(Saved data entries)
——————————

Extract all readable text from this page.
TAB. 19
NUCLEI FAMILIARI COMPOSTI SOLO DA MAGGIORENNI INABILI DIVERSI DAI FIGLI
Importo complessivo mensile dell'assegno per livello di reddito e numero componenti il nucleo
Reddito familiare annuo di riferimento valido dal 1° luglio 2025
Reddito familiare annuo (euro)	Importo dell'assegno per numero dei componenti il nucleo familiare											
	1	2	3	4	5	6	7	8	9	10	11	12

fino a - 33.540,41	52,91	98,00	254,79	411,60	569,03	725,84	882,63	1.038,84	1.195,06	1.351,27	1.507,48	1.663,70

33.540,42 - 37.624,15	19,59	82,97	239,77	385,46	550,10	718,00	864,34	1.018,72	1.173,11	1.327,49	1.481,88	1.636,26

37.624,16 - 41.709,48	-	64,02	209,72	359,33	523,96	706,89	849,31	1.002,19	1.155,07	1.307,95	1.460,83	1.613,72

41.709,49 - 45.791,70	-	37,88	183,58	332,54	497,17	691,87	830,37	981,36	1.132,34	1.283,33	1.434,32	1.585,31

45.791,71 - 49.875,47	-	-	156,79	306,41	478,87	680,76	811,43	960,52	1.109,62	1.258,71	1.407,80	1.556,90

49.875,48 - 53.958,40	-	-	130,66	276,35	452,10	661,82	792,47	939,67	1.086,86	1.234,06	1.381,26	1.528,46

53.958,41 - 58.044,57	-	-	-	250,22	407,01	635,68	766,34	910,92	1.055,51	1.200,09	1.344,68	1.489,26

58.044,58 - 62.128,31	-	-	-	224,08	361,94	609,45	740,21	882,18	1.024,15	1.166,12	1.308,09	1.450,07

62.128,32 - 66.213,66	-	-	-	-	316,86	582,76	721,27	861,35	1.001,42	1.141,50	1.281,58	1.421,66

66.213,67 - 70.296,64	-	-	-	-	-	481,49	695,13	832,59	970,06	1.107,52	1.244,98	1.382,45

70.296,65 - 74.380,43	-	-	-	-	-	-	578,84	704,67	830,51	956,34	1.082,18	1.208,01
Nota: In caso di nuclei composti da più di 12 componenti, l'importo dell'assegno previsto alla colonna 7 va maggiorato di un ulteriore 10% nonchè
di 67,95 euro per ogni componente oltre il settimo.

——————————

Problem >> Pull out all lines from the entries above in which the word "nucleo" appears.

The output >>
Importo complessivo mensile dell'assegno per livello di reddito e numero componenti il nucleo
Reddito familiare annuo (euro)	Importo dell'assegno per numero dei componenti il nucleo familiare											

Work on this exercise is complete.